Records about charts and figures:

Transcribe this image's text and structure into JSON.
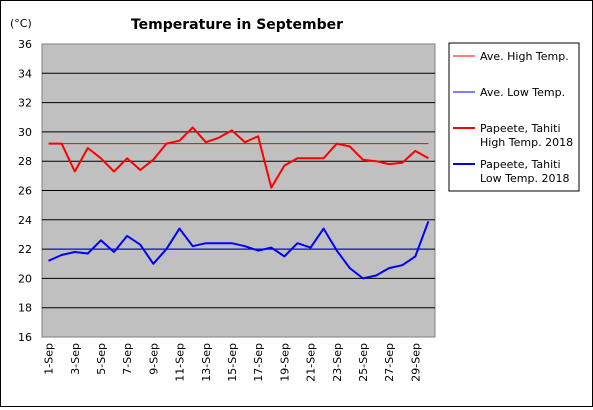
{
  "chart_data": {
    "type": "line",
    "title": "Temperature in September",
    "y_unit": "(°C)",
    "xlabel": "",
    "ylabel": "",
    "ylim": [
      16,
      36
    ],
    "y_ticks": [
      16,
      18,
      20,
      22,
      24,
      26,
      28,
      30,
      32,
      34,
      36
    ],
    "grid": true,
    "legend_position": "right",
    "background": "#c0c0c0",
    "days": [
      1,
      2,
      3,
      4,
      5,
      6,
      7,
      8,
      9,
      10,
      11,
      12,
      13,
      14,
      15,
      16,
      17,
      18,
      19,
      20,
      21,
      22,
      23,
      24,
      25,
      26,
      27,
      28,
      29,
      30
    ],
    "x_tick_labels": [
      "1-Sep",
      "3-Sep",
      "5-Sep",
      "7-Sep",
      "9-Sep",
      "11-Sep",
      "13-Sep",
      "15-Sep",
      "17-Sep",
      "19-Sep",
      "21-Sep",
      "23-Sep",
      "25-Sep",
      "27-Sep",
      "29-Sep"
    ],
    "x_tick_days": [
      1,
      3,
      5,
      7,
      9,
      11,
      13,
      15,
      17,
      19,
      21,
      23,
      25,
      27,
      29
    ],
    "reference_lines": [
      {
        "name": "Ave. High Temp.",
        "value": 29.2,
        "color": "#ff0000"
      },
      {
        "name": "Ave. Low Temp.",
        "value": 22.0,
        "color": "#0000ff"
      }
    ],
    "series": [
      {
        "name_line1": "Papeete, Tahiti",
        "name_line2": "High Temp. 2018",
        "color": "#ff0000",
        "values": [
          29.2,
          29.2,
          27.3,
          28.9,
          28.2,
          27.3,
          28.2,
          27.4,
          28.1,
          29.2,
          29.4,
          30.3,
          29.3,
          29.6,
          30.1,
          29.3,
          29.7,
          26.2,
          27.7,
          28.2,
          28.2,
          28.2,
          29.2,
          29.0,
          28.1,
          28.0,
          27.8,
          27.9,
          28.7,
          28.2
        ]
      },
      {
        "name_line1": "Papeete, Tahiti",
        "name_line2": "Low Temp. 2018",
        "color": "#0000ff",
        "values": [
          21.2,
          21.6,
          21.8,
          21.7,
          22.6,
          21.8,
          22.9,
          22.3,
          21.0,
          22.0,
          23.4,
          22.2,
          22.4,
          22.4,
          22.4,
          22.2,
          21.9,
          22.1,
          21.5,
          22.4,
          22.1,
          23.4,
          21.9,
          20.7,
          20.0,
          20.2,
          20.7,
          20.9,
          21.5,
          23.9
        ]
      }
    ]
  }
}
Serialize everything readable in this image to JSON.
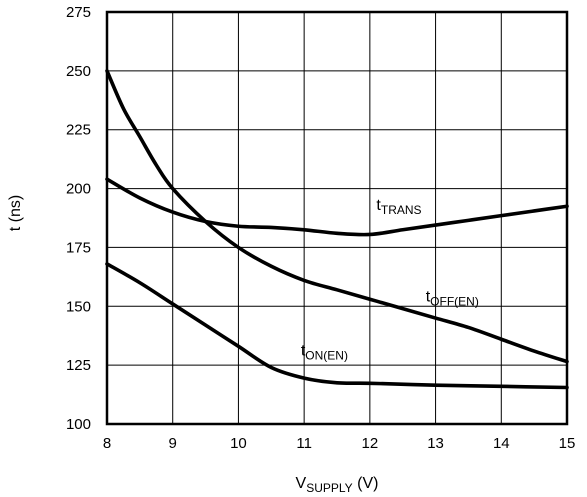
{
  "chart_data": {
    "type": "line",
    "xlabel": "V",
    "xlabel_sub": "SUPPLY",
    "xlabel_unit": " (V)",
    "ylabel": "t (ns)",
    "xlim": [
      8,
      15
    ],
    "ylim": [
      100,
      275
    ],
    "xticks": [
      8,
      9,
      10,
      11,
      12,
      13,
      14,
      15
    ],
    "yticks": [
      100,
      125,
      150,
      175,
      200,
      225,
      250,
      275
    ],
    "grid": true,
    "series": [
      {
        "name": "t",
        "name_sub": "TRANS",
        "label_at": [
          12.1,
          191
        ],
        "x": [
          8.0,
          8.5,
          9.0,
          9.5,
          10.0,
          10.5,
          11.0,
          11.5,
          12.0,
          12.5,
          13.0,
          13.5,
          14.0,
          14.5,
          15.0
        ],
        "y": [
          204,
          196,
          190,
          186,
          184,
          183.5,
          182.5,
          181,
          180.5,
          182.5,
          184.5,
          186.5,
          188.5,
          190.5,
          192.5
        ]
      },
      {
        "name": "t",
        "name_sub": "OFF(EN)",
        "label_at": [
          12.85,
          152
        ],
        "x": [
          8.0,
          8.25,
          8.5,
          8.75,
          9.0,
          9.5,
          10.0,
          10.5,
          11.0,
          11.5,
          12.0,
          12.5,
          13.0,
          13.5,
          14.0,
          14.5,
          15.0
        ],
        "y": [
          250,
          234,
          222,
          210,
          200,
          186,
          175,
          167,
          161,
          157,
          153,
          149,
          145,
          141,
          136,
          131,
          126.5
        ]
      },
      {
        "name": "t",
        "name_sub": "ON(EN)",
        "label_at": [
          10.95,
          129
        ],
        "x": [
          8.0,
          8.5,
          9.0,
          9.5,
          10.0,
          10.5,
          11.0,
          11.5,
          12.0,
          13.0,
          14.0,
          15.0
        ],
        "y": [
          168,
          160,
          151,
          142,
          133,
          124,
          119.5,
          117.5,
          117.3,
          116.5,
          116,
          115.5
        ]
      }
    ]
  }
}
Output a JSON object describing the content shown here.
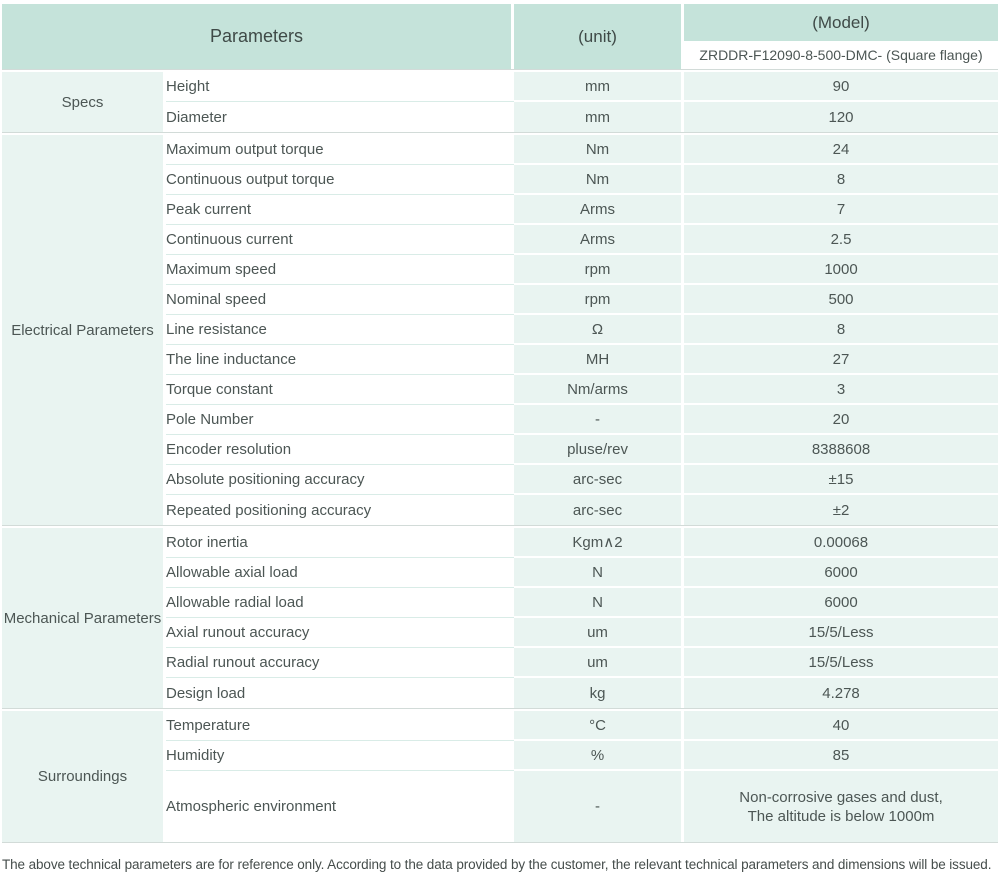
{
  "colors": {
    "header_bg": "#c5e3da",
    "row_bg": "#e9f4f1",
    "param_separator": "#d9ece7",
    "divider_line": "#d2dbd8",
    "header_text": "#3f4a47",
    "body_text": "#4c5654",
    "footer_text": "#454d4b"
  },
  "header": {
    "parameters": "Parameters",
    "unit": "(unit)",
    "model": "(Model)",
    "model_value": "ZRDDR-F12090-8-500-DMC- (Square flange)"
  },
  "sections": [
    {
      "name": "Specs",
      "rows": [
        {
          "param": "Height",
          "unit": "mm",
          "value": "90"
        },
        {
          "param": "Diameter",
          "unit": "mm",
          "value": "120"
        }
      ]
    },
    {
      "name": "Electrical Parameters",
      "rows": [
        {
          "param": "Maximum output torque",
          "unit": "Nm",
          "value": "24"
        },
        {
          "param": "Continuous output torque",
          "unit": "Nm",
          "value": "8"
        },
        {
          "param": "Peak current",
          "unit": "Arms",
          "value": "7"
        },
        {
          "param": "Continuous current",
          "unit": "Arms",
          "value": "2.5"
        },
        {
          "param": "Maximum speed",
          "unit": "rpm",
          "value": "1000"
        },
        {
          "param": "Nominal speed",
          "unit": "rpm",
          "value": "500"
        },
        {
          "param": "Line resistance",
          "unit": "Ω",
          "value": "8"
        },
        {
          "param": "The line inductance",
          "unit": "MH",
          "value": "27"
        },
        {
          "param": "Torque constant",
          "unit": "Nm/arms",
          "value": "3"
        },
        {
          "param": "Pole Number",
          "unit": "-",
          "value": "20"
        },
        {
          "param": "Encoder resolution",
          "unit": "pluse/rev",
          "value": "8388608"
        },
        {
          "param": "Absolute positioning accuracy",
          "unit": "arc-sec",
          "value": "±15"
        },
        {
          "param": "Repeated positioning accuracy",
          "unit": "arc-sec",
          "value": "±2"
        }
      ]
    },
    {
      "name": "Mechanical Parameters",
      "rows": [
        {
          "param": "Rotor inertia",
          "unit": "Kgm∧2",
          "value": "0.00068"
        },
        {
          "param": "Allowable axial load",
          "unit": "N",
          "value": "6000"
        },
        {
          "param": "Allowable radial load",
          "unit": "N",
          "value": "6000"
        },
        {
          "param": "Axial runout accuracy",
          "unit": "um",
          "value": "15/5/Less"
        },
        {
          "param": "Radial runout accuracy",
          "unit": "um",
          "value": "15/5/Less"
        },
        {
          "param": "Design load",
          "unit": "kg",
          "value": "4.278"
        }
      ]
    },
    {
      "name": "Surroundings",
      "rows": [
        {
          "param": "Temperature",
          "unit": "°C",
          "value": "40"
        },
        {
          "param": "Humidity",
          "unit": "%",
          "value": "85"
        },
        {
          "param": "Atmospheric environment",
          "unit": "-",
          "value": "Non-corrosive gases and dust,\nThe altitude is below 1000m"
        }
      ]
    }
  ],
  "footer": {
    "note": "The above technical parameters are for reference only. According to the data provided by the customer, the relevant technical parameters and dimensions will be issued."
  }
}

Given problem: Transcribe the material exactly, keeping every word and none of the pictures.

Task output:
Transcribe this image's text and structure into JSON.
{
  "chart_data": {
    "type": "line",
    "title": "Temperature in September",
    "y_unit": "(°C)",
    "xlabel": "",
    "ylabel": "",
    "ylim": [
      16,
      36
    ],
    "y_ticks": [
      16,
      18,
      20,
      22,
      24,
      26,
      28,
      30,
      32,
      34,
      36
    ],
    "grid": true,
    "legend_position": "right",
    "background": "#c0c0c0",
    "days": [
      1,
      2,
      3,
      4,
      5,
      6,
      7,
      8,
      9,
      10,
      11,
      12,
      13,
      14,
      15,
      16,
      17,
      18,
      19,
      20,
      21,
      22,
      23,
      24,
      25,
      26,
      27,
      28,
      29,
      30
    ],
    "x_tick_labels": [
      "1-Sep",
      "3-Sep",
      "5-Sep",
      "7-Sep",
      "9-Sep",
      "11-Sep",
      "13-Sep",
      "15-Sep",
      "17-Sep",
      "19-Sep",
      "21-Sep",
      "23-Sep",
      "25-Sep",
      "27-Sep",
      "29-Sep"
    ],
    "x_tick_days": [
      1,
      3,
      5,
      7,
      9,
      11,
      13,
      15,
      17,
      19,
      21,
      23,
      25,
      27,
      29
    ],
    "reference_lines": [
      {
        "name": "Ave. High Temp.",
        "value": 29.2,
        "color": "#ff0000"
      },
      {
        "name": "Ave. Low Temp.",
        "value": 22.0,
        "color": "#0000ff"
      }
    ],
    "series": [
      {
        "name_line1": "Papeete, Tahiti",
        "name_line2": "High Temp. 2018",
        "color": "#ff0000",
        "values": [
          29.2,
          29.2,
          27.3,
          28.9,
          28.2,
          27.3,
          28.2,
          27.4,
          28.1,
          29.2,
          29.4,
          30.3,
          29.3,
          29.6,
          30.1,
          29.3,
          29.7,
          26.2,
          27.7,
          28.2,
          28.2,
          28.2,
          29.2,
          29.0,
          28.1,
          28.0,
          27.8,
          27.9,
          28.7,
          28.2
        ]
      },
      {
        "name_line1": "Papeete, Tahiti",
        "name_line2": "Low Temp. 2018",
        "color": "#0000ff",
        "values": [
          21.2,
          21.6,
          21.8,
          21.7,
          22.6,
          21.8,
          22.9,
          22.3,
          21.0,
          22.0,
          23.4,
          22.2,
          22.4,
          22.4,
          22.4,
          22.2,
          21.9,
          22.1,
          21.5,
          22.4,
          22.1,
          23.4,
          21.9,
          20.7,
          20.0,
          20.2,
          20.7,
          20.9,
          21.5,
          23.9
        ]
      }
    ]
  }
}
Serialize everything readable in this image to JSON.
{
  "chart_data": {
    "type": "line",
    "xlabel": "V",
    "xlabel_sub": "SUPPLY",
    "xlabel_unit": " (V)",
    "ylabel": "t (ns)",
    "xlim": [
      8,
      15
    ],
    "ylim": [
      100,
      275
    ],
    "xticks": [
      8,
      9,
      10,
      11,
      12,
      13,
      14,
      15
    ],
    "yticks": [
      100,
      125,
      150,
      175,
      200,
      225,
      250,
      275
    ],
    "grid": true,
    "series": [
      {
        "name": "t",
        "name_sub": "TRANS",
        "label_at": [
          12.1,
          191
        ],
        "x": [
          8.0,
          8.5,
          9.0,
          9.5,
          10.0,
          10.5,
          11.0,
          11.5,
          12.0,
          12.5,
          13.0,
          13.5,
          14.0,
          14.5,
          15.0
        ],
        "y": [
          204,
          196,
          190,
          186,
          184,
          183.5,
          182.5,
          181,
          180.5,
          182.5,
          184.5,
          186.5,
          188.5,
          190.5,
          192.5
        ]
      },
      {
        "name": "t",
        "name_sub": "OFF(EN)",
        "label_at": [
          12.85,
          152
        ],
        "x": [
          8.0,
          8.25,
          8.5,
          8.75,
          9.0,
          9.5,
          10.0,
          10.5,
          11.0,
          11.5,
          12.0,
          12.5,
          13.0,
          13.5,
          14.0,
          14.5,
          15.0
        ],
        "y": [
          250,
          234,
          222,
          210,
          200,
          186,
          175,
          167,
          161,
          157,
          153,
          149,
          145,
          141,
          136,
          131,
          126.5
        ]
      },
      {
        "name": "t",
        "name_sub": "ON(EN)",
        "label_at": [
          10.95,
          129
        ],
        "x": [
          8.0,
          8.5,
          9.0,
          9.5,
          10.0,
          10.5,
          11.0,
          11.5,
          12.0,
          13.0,
          14.0,
          15.0
        ],
        "y": [
          168,
          160,
          151,
          142,
          133,
          124,
          119.5,
          117.5,
          117.3,
          116.5,
          116,
          115.5
        ]
      }
    ]
  }
}
Output a JSON object describing the content shown here.
{
  "colors": {
    "header_bg": "#c5e3da",
    "row_bg": "#e9f4f1",
    "param_separator": "#d9ece7",
    "divider_line": "#d2dbd8",
    "header_text": "#3f4a47",
    "body_text": "#4c5654",
    "footer_text": "#454d4b"
  },
  "header": {
    "parameters": "Parameters",
    "unit": "(unit)",
    "model": "(Model)",
    "model_value": "ZRDDR-F12090-8-500-DMC- (Square flange)"
  },
  "sections": [
    {
      "name": "Specs",
      "rows": [
        {
          "param": "Height",
          "unit": "mm",
          "value": "90"
        },
        {
          "param": "Diameter",
          "unit": "mm",
          "value": "120"
        }
      ]
    },
    {
      "name": "Electrical Parameters",
      "rows": [
        {
          "param": "Maximum output torque",
          "unit": "Nm",
          "value": "24"
        },
        {
          "param": "Continuous output torque",
          "unit": "Nm",
          "value": "8"
        },
        {
          "param": "Peak current",
          "unit": "Arms",
          "value": "7"
        },
        {
          "param": "Continuous current",
          "unit": "Arms",
          "value": "2.5"
        },
        {
          "param": "Maximum speed",
          "unit": "rpm",
          "value": "1000"
        },
        {
          "param": "Nominal speed",
          "unit": "rpm",
          "value": "500"
        },
        {
          "param": "Line resistance",
          "unit": "Ω",
          "value": "8"
        },
        {
          "param": "The line inductance",
          "unit": "MH",
          "value": "27"
        },
        {
          "param": "Torque constant",
          "unit": "Nm/arms",
          "value": "3"
        },
        {
          "param": "Pole Number",
          "unit": "-",
          "value": "20"
        },
        {
          "param": "Encoder resolution",
          "unit": "pluse/rev",
          "value": "8388608"
        },
        {
          "param": "Absolute positioning accuracy",
          "unit": "arc-sec",
          "value": "±15"
        },
        {
          "param": "Repeated positioning accuracy",
          "unit": "arc-sec",
          "value": "±2"
        }
      ]
    },
    {
      "name": "Mechanical Parameters",
      "rows": [
        {
          "param": "Rotor inertia",
          "unit": "Kgm∧2",
          "value": "0.00068"
        },
        {
          "param": "Allowable axial load",
          "unit": "N",
          "value": "6000"
        },
        {
          "param": "Allowable radial load",
          "unit": "N",
          "value": "6000"
        },
        {
          "param": "Axial runout accuracy",
          "unit": "um",
          "value": "15/5/Less"
        },
        {
          "param": "Radial runout accuracy",
          "unit": "um",
          "value": "15/5/Less"
        },
        {
          "param": "Design load",
          "unit": "kg",
          "value": "4.278"
        }
      ]
    },
    {
      "name": "Surroundings",
      "rows": [
        {
          "param": "Temperature",
          "unit": "°C",
          "value": "40"
        },
        {
          "param": "Humidity",
          "unit": "%",
          "value": "85"
        },
        {
          "param": "Atmospheric environment",
          "unit": "-",
          "value": "Non-corrosive gases and dust,\nThe altitude is below 1000m"
        }
      ]
    }
  ],
  "footer": {
    "note": "The above technical parameters are for reference only. According to the data provided by the customer, the relevant technical parameters and dimensions will be issued."
  }
}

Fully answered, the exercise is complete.